§ **Objective**
Please reproduce each of the items below word for word, line by line.

Start Records shown

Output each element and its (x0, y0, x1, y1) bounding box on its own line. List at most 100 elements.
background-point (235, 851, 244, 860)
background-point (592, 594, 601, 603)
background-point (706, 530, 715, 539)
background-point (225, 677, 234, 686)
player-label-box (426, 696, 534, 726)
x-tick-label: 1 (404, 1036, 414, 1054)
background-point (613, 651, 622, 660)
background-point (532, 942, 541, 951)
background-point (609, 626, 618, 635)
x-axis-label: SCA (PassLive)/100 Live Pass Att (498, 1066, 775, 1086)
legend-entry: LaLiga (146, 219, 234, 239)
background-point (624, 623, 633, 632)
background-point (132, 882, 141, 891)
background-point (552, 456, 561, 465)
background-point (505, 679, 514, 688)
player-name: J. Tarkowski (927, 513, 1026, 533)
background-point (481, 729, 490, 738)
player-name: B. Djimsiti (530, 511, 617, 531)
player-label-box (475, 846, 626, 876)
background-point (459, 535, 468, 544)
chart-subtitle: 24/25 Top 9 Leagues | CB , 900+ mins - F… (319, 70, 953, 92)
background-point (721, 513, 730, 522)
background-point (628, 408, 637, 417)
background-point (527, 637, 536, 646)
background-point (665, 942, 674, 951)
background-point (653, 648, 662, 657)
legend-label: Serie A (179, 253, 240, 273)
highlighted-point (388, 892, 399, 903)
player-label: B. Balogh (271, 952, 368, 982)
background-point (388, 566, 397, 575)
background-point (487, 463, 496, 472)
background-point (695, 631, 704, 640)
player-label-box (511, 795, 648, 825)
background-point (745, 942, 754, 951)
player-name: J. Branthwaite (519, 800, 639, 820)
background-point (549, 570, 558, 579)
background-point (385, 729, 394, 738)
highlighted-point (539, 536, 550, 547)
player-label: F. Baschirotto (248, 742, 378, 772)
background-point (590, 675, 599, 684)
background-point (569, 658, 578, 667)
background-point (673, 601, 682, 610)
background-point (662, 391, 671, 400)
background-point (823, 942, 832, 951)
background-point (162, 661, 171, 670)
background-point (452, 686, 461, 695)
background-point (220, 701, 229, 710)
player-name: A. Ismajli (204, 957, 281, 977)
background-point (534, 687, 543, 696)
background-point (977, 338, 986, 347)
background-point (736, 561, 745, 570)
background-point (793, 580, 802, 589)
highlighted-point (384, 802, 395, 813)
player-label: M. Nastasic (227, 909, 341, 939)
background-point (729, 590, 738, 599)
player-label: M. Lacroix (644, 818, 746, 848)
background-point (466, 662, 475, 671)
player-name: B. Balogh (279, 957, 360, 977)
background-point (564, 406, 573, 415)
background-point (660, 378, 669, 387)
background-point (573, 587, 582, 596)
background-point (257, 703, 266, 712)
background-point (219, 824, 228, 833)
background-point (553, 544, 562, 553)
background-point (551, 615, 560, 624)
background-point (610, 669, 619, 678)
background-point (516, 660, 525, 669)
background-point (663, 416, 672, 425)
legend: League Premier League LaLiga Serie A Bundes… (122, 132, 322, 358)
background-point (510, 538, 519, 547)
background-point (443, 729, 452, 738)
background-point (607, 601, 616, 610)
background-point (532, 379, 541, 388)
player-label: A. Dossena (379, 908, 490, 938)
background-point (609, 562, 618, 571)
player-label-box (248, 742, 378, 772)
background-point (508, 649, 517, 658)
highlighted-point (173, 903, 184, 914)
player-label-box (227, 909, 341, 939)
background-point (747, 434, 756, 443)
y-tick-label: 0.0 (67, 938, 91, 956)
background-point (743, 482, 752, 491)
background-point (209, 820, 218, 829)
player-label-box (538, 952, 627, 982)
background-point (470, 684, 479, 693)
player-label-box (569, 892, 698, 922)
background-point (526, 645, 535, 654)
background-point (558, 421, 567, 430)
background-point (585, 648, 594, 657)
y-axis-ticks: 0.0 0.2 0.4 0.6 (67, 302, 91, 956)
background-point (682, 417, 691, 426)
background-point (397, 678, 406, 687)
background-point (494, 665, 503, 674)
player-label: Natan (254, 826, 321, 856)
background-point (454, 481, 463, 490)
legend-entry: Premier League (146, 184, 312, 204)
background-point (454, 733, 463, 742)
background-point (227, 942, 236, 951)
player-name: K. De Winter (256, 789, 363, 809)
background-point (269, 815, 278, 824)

End Records shown

§ **Exercise solution**
Output each element and its (x0, y0, x1, y1) bounding box on its own line. List at most 100 elements.
background-point (235, 851, 244, 860)
background-point (592, 594, 601, 603)
background-point (706, 530, 715, 539)
background-point (225, 677, 234, 686)
player-label-box (426, 696, 534, 726)
x-tick-label: 1 (404, 1036, 414, 1054)
background-point (613, 651, 622, 660)
background-point (532, 942, 541, 951)
background-point (609, 626, 618, 635)
x-axis-label: SCA (PassLive)/100 Live Pass Att (498, 1066, 775, 1086)
legend-entry: LaLiga (146, 219, 234, 239)
background-point (624, 623, 633, 632)
background-point (132, 882, 141, 891)
background-point (552, 456, 561, 465)
background-point (505, 679, 514, 688)
player-name: J. Tarkowski (927, 513, 1026, 533)
background-point (481, 729, 490, 738)
player-name: B. Djimsiti (530, 511, 617, 531)
player-label-box (475, 846, 626, 876)
background-point (459, 535, 468, 544)
chart-subtitle: 24/25 Top 9 Leagues | CB , 900+ mins - F… (319, 70, 953, 92)
background-point (721, 513, 730, 522)
background-point (628, 408, 637, 417)
background-point (527, 637, 536, 646)
background-point (665, 942, 674, 951)
background-point (653, 648, 662, 657)
legend-label: Serie A (179, 253, 240, 273)
highlighted-point (388, 892, 399, 903)
player-label: B. Balogh (271, 952, 368, 982)
background-point (388, 566, 397, 575)
background-point (487, 463, 496, 472)
background-point (695, 631, 704, 640)
player-label-box (511, 795, 648, 825)
background-point (745, 942, 754, 951)
player-name: J. Branthwaite (519, 800, 639, 820)
background-point (549, 570, 558, 579)
background-point (385, 729, 394, 738)
highlighted-point (539, 536, 550, 547)
player-label: F. Baschirotto (248, 742, 378, 772)
background-point (590, 675, 599, 684)
background-point (569, 658, 578, 667)
background-point (673, 601, 682, 610)
background-point (662, 391, 671, 400)
background-point (823, 942, 832, 951)
background-point (162, 661, 171, 670)
background-point (452, 686, 461, 695)
background-point (220, 701, 229, 710)
player-name: A. Ismajli (204, 957, 281, 977)
background-point (534, 687, 543, 696)
background-point (977, 338, 986, 347)
background-point (736, 561, 745, 570)
background-point (793, 580, 802, 589)
highlighted-point (384, 802, 395, 813)
player-label: M. Nastasic (227, 909, 341, 939)
background-point (729, 590, 738, 599)
player-label: M. Lacroix (644, 818, 746, 848)
background-point (466, 662, 475, 671)
player-name: B. Balogh (279, 957, 360, 977)
background-point (564, 406, 573, 415)
background-point (660, 378, 669, 387)
background-point (573, 587, 582, 596)
background-point (257, 703, 266, 712)
background-point (219, 824, 228, 833)
background-point (553, 544, 562, 553)
background-point (551, 615, 560, 624)
background-point (610, 669, 619, 678)
background-point (516, 660, 525, 669)
background-point (663, 416, 672, 425)
legend: League Premier League LaLiga Serie A Bundes… (122, 132, 322, 358)
background-point (510, 538, 519, 547)
background-point (443, 729, 452, 738)
background-point (607, 601, 616, 610)
background-point (532, 379, 541, 388)
player-label: A. Dossena (379, 908, 490, 938)
background-point (609, 562, 618, 571)
player-label-box (248, 742, 378, 772)
background-point (508, 649, 517, 658)
highlighted-point (173, 903, 184, 914)
player-label-box (227, 909, 341, 939)
background-point (747, 434, 756, 443)
y-tick-label: 0.0 (67, 938, 91, 956)
background-point (743, 482, 752, 491)
background-point (209, 820, 218, 829)
player-label-box (538, 952, 627, 982)
background-point (470, 684, 479, 693)
player-label-box (569, 892, 698, 922)
background-point (526, 645, 535, 654)
background-point (558, 421, 567, 430)
background-point (585, 648, 594, 657)
y-axis-ticks: 0.0 0.2 0.4 0.6 (67, 302, 91, 956)
background-point (682, 417, 691, 426)
background-point (397, 678, 406, 687)
background-point (494, 665, 503, 674)
player-label: Natan (254, 826, 321, 856)
background-point (454, 481, 463, 490)
legend-entry: Premier League (146, 184, 312, 204)
background-point (454, 733, 463, 742)
background-point (227, 942, 236, 951)
player-name: K. De Winter (256, 789, 363, 809)
background-point (269, 815, 278, 824)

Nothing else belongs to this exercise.